# Exercise directions
Set out the lines from the very start of the items through the line with "Text: 116: 116 <box>572 875 603 892</box>" as a numbered list, with any blank lines dropped.

# Provided entries
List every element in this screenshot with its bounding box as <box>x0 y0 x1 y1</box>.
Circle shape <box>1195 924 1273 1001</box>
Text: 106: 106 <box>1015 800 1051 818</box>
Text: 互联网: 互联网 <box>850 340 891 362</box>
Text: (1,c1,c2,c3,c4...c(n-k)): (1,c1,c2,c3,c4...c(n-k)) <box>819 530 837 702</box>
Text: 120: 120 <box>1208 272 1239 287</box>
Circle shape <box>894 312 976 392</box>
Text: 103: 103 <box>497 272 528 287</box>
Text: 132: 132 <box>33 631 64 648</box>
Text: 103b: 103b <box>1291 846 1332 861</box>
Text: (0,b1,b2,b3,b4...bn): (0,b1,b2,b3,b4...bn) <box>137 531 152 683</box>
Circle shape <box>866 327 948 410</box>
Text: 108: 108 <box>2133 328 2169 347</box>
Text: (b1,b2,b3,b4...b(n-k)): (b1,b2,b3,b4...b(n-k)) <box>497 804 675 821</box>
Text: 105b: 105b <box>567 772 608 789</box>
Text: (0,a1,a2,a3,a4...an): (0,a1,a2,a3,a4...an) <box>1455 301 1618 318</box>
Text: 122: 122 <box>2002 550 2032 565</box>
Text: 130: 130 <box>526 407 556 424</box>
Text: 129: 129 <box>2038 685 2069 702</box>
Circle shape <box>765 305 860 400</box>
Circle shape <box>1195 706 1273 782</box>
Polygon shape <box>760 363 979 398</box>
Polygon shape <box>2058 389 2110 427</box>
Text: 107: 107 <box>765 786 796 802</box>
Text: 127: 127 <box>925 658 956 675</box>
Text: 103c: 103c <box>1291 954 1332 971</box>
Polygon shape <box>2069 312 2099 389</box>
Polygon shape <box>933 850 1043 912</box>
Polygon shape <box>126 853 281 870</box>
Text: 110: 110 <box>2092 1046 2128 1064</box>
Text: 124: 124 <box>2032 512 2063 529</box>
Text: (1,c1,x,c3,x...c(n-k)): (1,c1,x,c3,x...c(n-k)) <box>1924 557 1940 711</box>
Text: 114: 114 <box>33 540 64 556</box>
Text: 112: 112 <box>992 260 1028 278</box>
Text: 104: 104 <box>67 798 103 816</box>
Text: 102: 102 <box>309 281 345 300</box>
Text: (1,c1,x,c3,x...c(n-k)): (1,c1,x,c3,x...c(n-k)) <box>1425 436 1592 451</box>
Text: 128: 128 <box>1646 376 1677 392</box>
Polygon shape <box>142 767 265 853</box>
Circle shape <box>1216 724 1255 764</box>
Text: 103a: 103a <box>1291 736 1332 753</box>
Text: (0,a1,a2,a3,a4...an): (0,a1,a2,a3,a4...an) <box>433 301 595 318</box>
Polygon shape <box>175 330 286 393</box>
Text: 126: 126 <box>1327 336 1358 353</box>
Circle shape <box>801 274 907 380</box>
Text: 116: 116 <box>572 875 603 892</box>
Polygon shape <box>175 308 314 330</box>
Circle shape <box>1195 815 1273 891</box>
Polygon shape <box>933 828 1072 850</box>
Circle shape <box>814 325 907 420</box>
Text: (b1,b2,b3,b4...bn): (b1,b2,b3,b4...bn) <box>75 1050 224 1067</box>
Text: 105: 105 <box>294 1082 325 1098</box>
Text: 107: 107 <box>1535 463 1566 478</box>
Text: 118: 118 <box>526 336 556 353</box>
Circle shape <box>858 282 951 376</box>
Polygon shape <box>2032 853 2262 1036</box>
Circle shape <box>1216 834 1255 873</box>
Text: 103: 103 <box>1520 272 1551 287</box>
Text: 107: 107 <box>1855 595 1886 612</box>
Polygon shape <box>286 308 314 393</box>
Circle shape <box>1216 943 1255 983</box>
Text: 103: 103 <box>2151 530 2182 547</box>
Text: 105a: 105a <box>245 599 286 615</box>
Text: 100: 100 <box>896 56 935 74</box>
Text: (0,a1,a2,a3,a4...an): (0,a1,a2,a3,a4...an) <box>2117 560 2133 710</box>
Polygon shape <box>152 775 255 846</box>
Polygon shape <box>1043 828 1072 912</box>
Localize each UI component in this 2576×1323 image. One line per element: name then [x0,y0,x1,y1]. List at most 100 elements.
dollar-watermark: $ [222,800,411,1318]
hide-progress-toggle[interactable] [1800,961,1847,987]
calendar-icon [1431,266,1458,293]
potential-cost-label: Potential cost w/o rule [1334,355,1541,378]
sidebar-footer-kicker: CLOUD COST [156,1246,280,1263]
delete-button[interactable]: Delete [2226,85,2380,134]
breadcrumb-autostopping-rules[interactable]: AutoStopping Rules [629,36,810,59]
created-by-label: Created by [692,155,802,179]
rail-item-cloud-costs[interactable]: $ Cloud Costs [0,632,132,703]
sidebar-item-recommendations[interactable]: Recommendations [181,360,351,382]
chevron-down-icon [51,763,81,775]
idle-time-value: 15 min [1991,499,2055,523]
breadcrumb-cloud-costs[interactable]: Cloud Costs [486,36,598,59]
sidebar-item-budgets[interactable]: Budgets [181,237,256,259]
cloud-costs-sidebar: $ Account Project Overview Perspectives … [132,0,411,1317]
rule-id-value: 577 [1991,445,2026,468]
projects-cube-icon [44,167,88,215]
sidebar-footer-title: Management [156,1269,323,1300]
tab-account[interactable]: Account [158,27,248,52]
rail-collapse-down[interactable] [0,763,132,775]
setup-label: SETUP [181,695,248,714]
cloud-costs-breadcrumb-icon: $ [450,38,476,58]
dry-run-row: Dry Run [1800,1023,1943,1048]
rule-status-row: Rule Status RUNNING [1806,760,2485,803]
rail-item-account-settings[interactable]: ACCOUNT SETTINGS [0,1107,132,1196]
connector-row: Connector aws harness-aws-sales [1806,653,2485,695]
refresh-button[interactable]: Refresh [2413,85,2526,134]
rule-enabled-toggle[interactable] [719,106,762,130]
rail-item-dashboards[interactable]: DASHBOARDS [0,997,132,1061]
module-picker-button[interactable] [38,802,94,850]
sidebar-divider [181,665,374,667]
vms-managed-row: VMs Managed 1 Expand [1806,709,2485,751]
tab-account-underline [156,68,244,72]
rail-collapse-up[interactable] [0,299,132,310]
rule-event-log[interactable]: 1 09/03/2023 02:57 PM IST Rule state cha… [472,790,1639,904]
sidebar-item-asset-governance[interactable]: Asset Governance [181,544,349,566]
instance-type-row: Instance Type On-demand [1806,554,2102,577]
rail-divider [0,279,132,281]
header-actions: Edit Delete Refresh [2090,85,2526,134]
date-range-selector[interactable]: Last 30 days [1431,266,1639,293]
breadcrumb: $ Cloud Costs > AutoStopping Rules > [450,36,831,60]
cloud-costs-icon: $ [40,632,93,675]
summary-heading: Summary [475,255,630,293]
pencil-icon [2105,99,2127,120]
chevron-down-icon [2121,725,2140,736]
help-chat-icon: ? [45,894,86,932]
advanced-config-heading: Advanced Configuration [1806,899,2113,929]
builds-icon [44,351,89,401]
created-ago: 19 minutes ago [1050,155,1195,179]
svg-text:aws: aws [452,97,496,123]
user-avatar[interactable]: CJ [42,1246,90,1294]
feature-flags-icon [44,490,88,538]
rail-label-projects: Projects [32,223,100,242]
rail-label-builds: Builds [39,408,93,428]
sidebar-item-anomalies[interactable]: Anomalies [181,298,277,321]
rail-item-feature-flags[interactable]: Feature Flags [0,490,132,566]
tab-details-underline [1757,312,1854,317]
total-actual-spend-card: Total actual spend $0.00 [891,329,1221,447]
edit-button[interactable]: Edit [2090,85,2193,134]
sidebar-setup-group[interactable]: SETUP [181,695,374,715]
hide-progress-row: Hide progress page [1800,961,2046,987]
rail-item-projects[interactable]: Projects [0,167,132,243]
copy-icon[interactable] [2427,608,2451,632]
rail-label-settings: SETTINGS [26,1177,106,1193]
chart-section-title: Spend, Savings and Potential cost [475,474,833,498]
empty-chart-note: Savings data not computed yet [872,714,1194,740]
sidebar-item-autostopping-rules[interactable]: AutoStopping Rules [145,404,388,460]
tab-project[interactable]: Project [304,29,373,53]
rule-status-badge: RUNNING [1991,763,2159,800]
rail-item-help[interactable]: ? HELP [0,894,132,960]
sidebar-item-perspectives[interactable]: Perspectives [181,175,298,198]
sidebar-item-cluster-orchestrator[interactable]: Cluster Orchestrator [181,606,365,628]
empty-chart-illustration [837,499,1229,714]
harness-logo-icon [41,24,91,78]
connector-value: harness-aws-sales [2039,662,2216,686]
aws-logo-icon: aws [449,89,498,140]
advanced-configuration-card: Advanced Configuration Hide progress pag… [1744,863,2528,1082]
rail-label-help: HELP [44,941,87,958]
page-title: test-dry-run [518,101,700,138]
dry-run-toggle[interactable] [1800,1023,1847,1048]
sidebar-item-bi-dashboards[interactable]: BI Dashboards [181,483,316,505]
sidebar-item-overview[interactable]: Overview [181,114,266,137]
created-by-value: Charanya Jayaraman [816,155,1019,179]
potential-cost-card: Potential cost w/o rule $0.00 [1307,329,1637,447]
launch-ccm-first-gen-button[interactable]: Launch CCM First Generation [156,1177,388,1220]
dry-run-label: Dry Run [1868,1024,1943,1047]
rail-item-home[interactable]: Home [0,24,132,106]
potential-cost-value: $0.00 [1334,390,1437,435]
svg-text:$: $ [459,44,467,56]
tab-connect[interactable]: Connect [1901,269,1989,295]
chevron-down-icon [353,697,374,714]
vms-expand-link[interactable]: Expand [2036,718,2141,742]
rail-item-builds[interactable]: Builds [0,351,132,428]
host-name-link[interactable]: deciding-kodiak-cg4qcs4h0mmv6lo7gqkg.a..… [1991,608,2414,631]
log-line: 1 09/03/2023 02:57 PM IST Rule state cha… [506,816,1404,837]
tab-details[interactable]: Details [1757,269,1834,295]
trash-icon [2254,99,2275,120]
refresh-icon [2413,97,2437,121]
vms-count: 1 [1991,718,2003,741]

# Reply
1. List every element in this screenshot with its bounding box as <box>x0 y0 x1 y1</box>.
2. Circle shape <box>1195 924 1273 1001</box>
3. Text: 106: 106 <box>1015 800 1051 818</box>
4. Text: 互联网: 互联网 <box>850 340 891 362</box>
5. Text: (1,c1,c2,c3,c4...c(n-k)): (1,c1,c2,c3,c4...c(n-k)) <box>819 530 837 702</box>
6. Text: 120: 120 <box>1208 272 1239 287</box>
7. Circle shape <box>894 312 976 392</box>
8. Text: 103: 103 <box>497 272 528 287</box>
9. Text: 132: 132 <box>33 631 64 648</box>
10. Text: 103b: 103b <box>1291 846 1332 861</box>
11. Text: (0,b1,b2,b3,b4...bn): (0,b1,b2,b3,b4...bn) <box>137 531 152 683</box>
12. Circle shape <box>866 327 948 410</box>
13. Text: 108: 108 <box>2133 328 2169 347</box>
14. Text: (b1,b2,b3,b4...b(n-k)): (b1,b2,b3,b4...b(n-k)) <box>497 804 675 821</box>
15. Text: 105b: 105b <box>567 772 608 789</box>
16. Text: (0,a1,a2,a3,a4...an): (0,a1,a2,a3,a4...an) <box>1455 301 1618 318</box>
17. Text: 122: 122 <box>2002 550 2032 565</box>
18. Text: 130: 130 <box>526 407 556 424</box>
19. Text: 129: 129 <box>2038 685 2069 702</box>
20. Circle shape <box>765 305 860 400</box>
21. Circle shape <box>1195 706 1273 782</box>
22. Polygon shape <box>760 363 979 398</box>
23. Polygon shape <box>2058 389 2110 427</box>
24. Text: 107: 107 <box>765 786 796 802</box>
25. Text: 127: 127 <box>925 658 956 675</box>
26. Text: 103c: 103c <box>1291 954 1332 971</box>
27. Polygon shape <box>2069 312 2099 389</box>
28. Polygon shape <box>933 850 1043 912</box>
29. Polygon shape <box>126 853 281 870</box>
30. Text: 110: 110 <box>2092 1046 2128 1064</box>
31. Text: 124: 124 <box>2032 512 2063 529</box>
32. Text: (1,c1,x,c3,x...c(n-k)): (1,c1,x,c3,x...c(n-k)) <box>1924 557 1940 711</box>
33. Text: 114: 114 <box>33 540 64 556</box>
34. Text: 112: 112 <box>992 260 1028 278</box>
35. Text: 104: 104 <box>67 798 103 816</box>
36. Text: 102: 102 <box>309 281 345 300</box>
37. Text: (1,c1,x,c3,x...c(n-k)): (1,c1,x,c3,x...c(n-k)) <box>1425 436 1592 451</box>
38. Text: 128: 128 <box>1646 376 1677 392</box>
39. Polygon shape <box>142 767 265 853</box>
40. Circle shape <box>1216 724 1255 764</box>
41. Text: 103a: 103a <box>1291 736 1332 753</box>
42. Text: (0,a1,a2,a3,a4...an): (0,a1,a2,a3,a4...an) <box>433 301 595 318</box>
43. Polygon shape <box>175 330 286 393</box>
44. Text: 126: 126 <box>1327 336 1358 353</box>
45. Circle shape <box>801 274 907 380</box>
46. Text: 116: 116 <box>572 875 603 892</box>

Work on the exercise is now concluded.